- **Task description**: Without omitting anything, return the records precisely as given.

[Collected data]
◆ ◆ ◆

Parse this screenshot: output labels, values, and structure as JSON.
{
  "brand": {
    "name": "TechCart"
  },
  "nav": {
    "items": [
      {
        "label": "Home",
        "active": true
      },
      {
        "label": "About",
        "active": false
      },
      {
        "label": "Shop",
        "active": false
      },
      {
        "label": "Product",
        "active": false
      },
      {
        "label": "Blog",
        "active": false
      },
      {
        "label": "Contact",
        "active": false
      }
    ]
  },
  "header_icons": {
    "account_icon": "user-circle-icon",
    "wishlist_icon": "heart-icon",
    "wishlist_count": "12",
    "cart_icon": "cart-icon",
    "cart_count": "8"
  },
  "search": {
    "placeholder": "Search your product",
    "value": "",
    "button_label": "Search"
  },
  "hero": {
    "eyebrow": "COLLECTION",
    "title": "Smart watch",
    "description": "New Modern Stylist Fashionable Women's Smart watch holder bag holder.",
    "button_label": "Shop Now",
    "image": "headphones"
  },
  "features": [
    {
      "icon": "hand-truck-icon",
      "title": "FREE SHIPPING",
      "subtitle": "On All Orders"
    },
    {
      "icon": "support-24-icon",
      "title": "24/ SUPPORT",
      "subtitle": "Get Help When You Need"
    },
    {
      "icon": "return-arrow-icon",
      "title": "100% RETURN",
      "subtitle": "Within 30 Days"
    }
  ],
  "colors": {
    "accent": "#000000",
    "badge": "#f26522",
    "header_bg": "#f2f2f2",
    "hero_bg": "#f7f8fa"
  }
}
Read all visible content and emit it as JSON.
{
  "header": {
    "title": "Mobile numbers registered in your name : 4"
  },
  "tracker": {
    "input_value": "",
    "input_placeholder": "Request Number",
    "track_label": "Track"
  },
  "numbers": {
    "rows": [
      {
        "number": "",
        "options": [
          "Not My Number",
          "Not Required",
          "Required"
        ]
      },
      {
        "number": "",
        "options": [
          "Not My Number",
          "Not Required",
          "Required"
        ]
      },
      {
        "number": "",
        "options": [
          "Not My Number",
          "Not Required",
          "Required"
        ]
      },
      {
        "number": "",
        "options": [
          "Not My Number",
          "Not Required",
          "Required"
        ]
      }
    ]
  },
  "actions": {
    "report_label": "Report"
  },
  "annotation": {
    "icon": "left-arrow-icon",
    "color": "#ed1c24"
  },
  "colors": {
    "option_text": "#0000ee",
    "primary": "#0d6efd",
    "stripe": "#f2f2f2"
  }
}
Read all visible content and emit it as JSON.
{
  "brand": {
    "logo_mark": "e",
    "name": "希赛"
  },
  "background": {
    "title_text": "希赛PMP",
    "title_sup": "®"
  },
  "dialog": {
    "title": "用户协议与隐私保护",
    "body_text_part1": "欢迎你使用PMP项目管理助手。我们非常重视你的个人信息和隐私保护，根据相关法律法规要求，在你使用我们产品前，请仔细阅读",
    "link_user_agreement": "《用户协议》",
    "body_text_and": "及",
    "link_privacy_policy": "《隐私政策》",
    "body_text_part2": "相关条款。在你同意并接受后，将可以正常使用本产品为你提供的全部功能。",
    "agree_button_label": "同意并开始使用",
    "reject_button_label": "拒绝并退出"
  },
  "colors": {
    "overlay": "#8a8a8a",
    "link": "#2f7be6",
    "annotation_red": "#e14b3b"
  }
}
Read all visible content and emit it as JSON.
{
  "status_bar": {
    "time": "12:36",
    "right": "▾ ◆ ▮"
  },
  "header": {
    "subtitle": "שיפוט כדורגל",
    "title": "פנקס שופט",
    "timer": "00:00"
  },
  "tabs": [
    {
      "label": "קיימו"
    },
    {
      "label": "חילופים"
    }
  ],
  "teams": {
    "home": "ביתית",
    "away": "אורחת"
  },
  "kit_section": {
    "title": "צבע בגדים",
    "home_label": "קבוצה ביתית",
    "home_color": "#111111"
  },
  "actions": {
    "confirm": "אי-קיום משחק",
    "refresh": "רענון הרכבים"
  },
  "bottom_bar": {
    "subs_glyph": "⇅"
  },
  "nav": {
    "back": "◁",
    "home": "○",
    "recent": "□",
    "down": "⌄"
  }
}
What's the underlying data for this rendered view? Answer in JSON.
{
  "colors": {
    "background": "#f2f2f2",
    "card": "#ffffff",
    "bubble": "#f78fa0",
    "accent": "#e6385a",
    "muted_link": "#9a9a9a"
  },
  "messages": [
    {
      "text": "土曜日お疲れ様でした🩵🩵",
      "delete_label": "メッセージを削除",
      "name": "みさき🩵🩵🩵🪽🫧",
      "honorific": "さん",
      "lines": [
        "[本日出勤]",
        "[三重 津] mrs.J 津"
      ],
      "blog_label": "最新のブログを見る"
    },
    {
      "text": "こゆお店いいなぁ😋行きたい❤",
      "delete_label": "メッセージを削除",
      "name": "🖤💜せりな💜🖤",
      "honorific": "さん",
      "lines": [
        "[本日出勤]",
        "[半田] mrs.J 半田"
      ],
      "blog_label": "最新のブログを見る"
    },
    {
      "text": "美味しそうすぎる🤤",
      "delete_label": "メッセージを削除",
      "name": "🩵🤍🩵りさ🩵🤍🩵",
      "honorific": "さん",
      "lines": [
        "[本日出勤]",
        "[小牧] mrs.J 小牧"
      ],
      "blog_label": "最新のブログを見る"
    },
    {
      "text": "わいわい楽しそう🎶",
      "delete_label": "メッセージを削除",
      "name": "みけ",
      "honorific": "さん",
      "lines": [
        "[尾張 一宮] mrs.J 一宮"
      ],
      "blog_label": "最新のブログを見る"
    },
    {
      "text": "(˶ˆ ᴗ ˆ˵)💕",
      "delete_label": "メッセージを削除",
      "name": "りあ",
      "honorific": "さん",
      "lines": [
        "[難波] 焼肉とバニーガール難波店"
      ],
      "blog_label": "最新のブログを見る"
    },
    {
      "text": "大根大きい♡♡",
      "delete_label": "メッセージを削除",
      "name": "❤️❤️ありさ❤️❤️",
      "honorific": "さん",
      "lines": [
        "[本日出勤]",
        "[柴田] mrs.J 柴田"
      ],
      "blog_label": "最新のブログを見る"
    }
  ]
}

◆ ◆ ◆

- **Final answer**:
Parse this screenshot: output labels, values, and structure as JSON.
{
  "brand": {
    "name": "TechCart"
  },
  "nav": {
    "items": [
      {
        "label": "Home",
        "active": true
      },
      {
        "label": "About",
        "active": false
      },
      {
        "label": "Shop",
        "active": false
      },
      {
        "label": "Product",
        "active": false
      },
      {
        "label": "Blog",
        "active": false
      },
      {
        "label": "Contact",
        "active": false
      }
    ]
  },
  "header_icons": {
    "account_icon": "user-circle-icon",
    "wishlist_icon": "heart-icon",
    "wishlist_count": "12",
    "cart_icon": "cart-icon",
    "cart_count": "8"
  },
  "search": {
    "placeholder": "Search your product",
    "value": "",
    "button_label": "Search"
  },
  "hero": {
    "eyebrow": "COLLECTION",
    "title": "Smart watch",
    "description": "New Modern Stylist Fashionable Women's Smart watch holder bag holder.",
    "button_label": "Shop Now",
    "image": "headphones"
  },
  "features": [
    {
      "icon": "hand-truck-icon",
      "title": "FREE SHIPPING",
      "subtitle": "On All Orders"
    },
    {
      "icon": "support-24-icon",
      "title": "24/ SUPPORT",
      "subtitle": "Get Help When You Need"
    },
    {
      "icon": "return-arrow-icon",
      "title": "100% RETURN",
      "subtitle": "Within 30 Days"
    }
  ],
  "colors": {
    "accent": "#000000",
    "badge": "#f26522",
    "header_bg": "#f2f2f2",
    "hero_bg": "#f7f8fa"
  }
}
Read all visible content and emit it as JSON.
{
  "header": {
    "title": "Mobile numbers registered in your name : 4"
  },
  "tracker": {
    "input_value": "",
    "input_placeholder": "Request Number",
    "track_label": "Track"
  },
  "numbers": {
    "rows": [
      {
        "number": "",
        "options": [
          "Not My Number",
          "Not Required",
          "Required"
        ]
      },
      {
        "number": "",
        "options": [
          "Not My Number",
          "Not Required",
          "Required"
        ]
      },
      {
        "number": "",
        "options": [
          "Not My Number",
          "Not Required",
          "Required"
        ]
      },
      {
        "number": "",
        "options": [
          "Not My Number",
          "Not Required",
          "Required"
        ]
      }
    ]
  },
  "actions": {
    "report_label": "Report"
  },
  "annotation": {
    "icon": "left-arrow-icon",
    "color": "#ed1c24"
  },
  "colors": {
    "option_text": "#0000ee",
    "primary": "#0d6efd",
    "stripe": "#f2f2f2"
  }
}
Read all visible content and emit it as JSON.
{
  "brand": {
    "logo_mark": "e",
    "name": "希赛"
  },
  "background": {
    "title_text": "希赛PMP",
    "title_sup": "®"
  },
  "dialog": {
    "title": "用户协议与隐私保护",
    "body_text_part1": "欢迎你使用PMP项目管理助手。我们非常重视你的个人信息和隐私保护，根据相关法律法规要求，在你使用我们产品前，请仔细阅读",
    "link_user_agreement": "《用户协议》",
    "body_text_and": "及",
    "link_privacy_policy": "《隐私政策》",
    "body_text_part2": "相关条款。在你同意并接受后，将可以正常使用本产品为你提供的全部功能。",
    "agree_button_label": "同意并开始使用",
    "reject_button_label": "拒绝并退出"
  },
  "colors": {
    "overlay": "#8a8a8a",
    "link": "#2f7be6",
    "annotation_red": "#e14b3b"
  }
}
Read all visible content and emit it as JSON.
{
  "status_bar": {
    "time": "12:36",
    "right": "▾ ◆ ▮"
  },
  "header": {
    "subtitle": "שיפוט כדורגל",
    "title": "פנקס שופט",
    "timer": "00:00"
  },
  "tabs": [
    {
      "label": "קיימו"
    },
    {
      "label": "חילופים"
    }
  ],
  "teams": {
    "home": "ביתית",
    "away": "אורחת"
  },
  "kit_section": {
    "title": "צבע בגדים",
    "home_label": "קבוצה ביתית",
    "home_color": "#111111"
  },
  "actions": {
    "confirm": "אי-קיום משחק",
    "refresh": "רענון הרכבים"
  },
  "bottom_bar": {
    "subs_glyph": "⇅"
  },
  "nav": {
    "back": "◁",
    "home": "○",
    "recent": "□",
    "down": "⌄"
  }
}
What's the underlying data for this rendered view? Answer in JSON.
{
  "colors": {
    "background": "#f2f2f2",
    "card": "#ffffff",
    "bubble": "#f78fa0",
    "accent": "#e6385a",
    "muted_link": "#9a9a9a"
  },
  "messages": [
    {
      "text": "土曜日お疲れ様でした🩵🩵",
      "delete_label": "メッセージを削除",
      "name": "みさき🩵🩵🩵🪽🫧",
      "honorific": "さん",
      "lines": [
        "[本日出勤]",
        "[三重 津] mrs.J 津"
      ],
      "blog_label": "最新のブログを見る"
    },
    {
      "text": "こゆお店いいなぁ😋行きたい❤",
      "delete_label": "メッセージを削除",
      "name": "🖤💜せりな💜🖤",
      "honorific": "さん",
      "lines": [
        "[本日出勤]",
        "[半田] mrs.J 半田"
      ],
      "blog_label": "最新のブログを見る"
    },
    {
      "text": "美味しそうすぎる🤤",
      "delete_label": "メッセージを削除",
      "name": "🩵🤍🩵りさ🩵🤍🩵",
      "honorific": "さん",
      "lines": [
        "[本日出勤]",
        "[小牧] mrs.J 小牧"
      ],
      "blog_label": "最新のブログを見る"
    },
    {
      "text": "わいわい楽しそう🎶",
      "delete_label": "メッセージを削除",
      "name": "みけ",
      "honorific": "さん",
      "lines": [
        "[尾張 一宮] mrs.J 一宮"
      ],
      "blog_label": "最新のブログを見る"
    },
    {
      "text": "(˶ˆ ᴗ ˆ˵)💕",
      "delete_label": "メッセージを削除",
      "name": "りあ",
      "honorific": "さん",
      "lines": [
        "[難波] 焼肉とバニーガール難波店"
      ],
      "blog_label": "最新のブログを見る"
    },
    {
      "text": "大根大きい♡♡",
      "delete_label": "メッセージを削除",
      "name": "❤️❤️ありさ❤️❤️",
      "honorific": "さん",
      "lines": [
        "[本日出勤]",
        "[柴田] mrs.J 柴田"
      ],
      "blog_label": "最新のブログを見る"
    }
  ]
}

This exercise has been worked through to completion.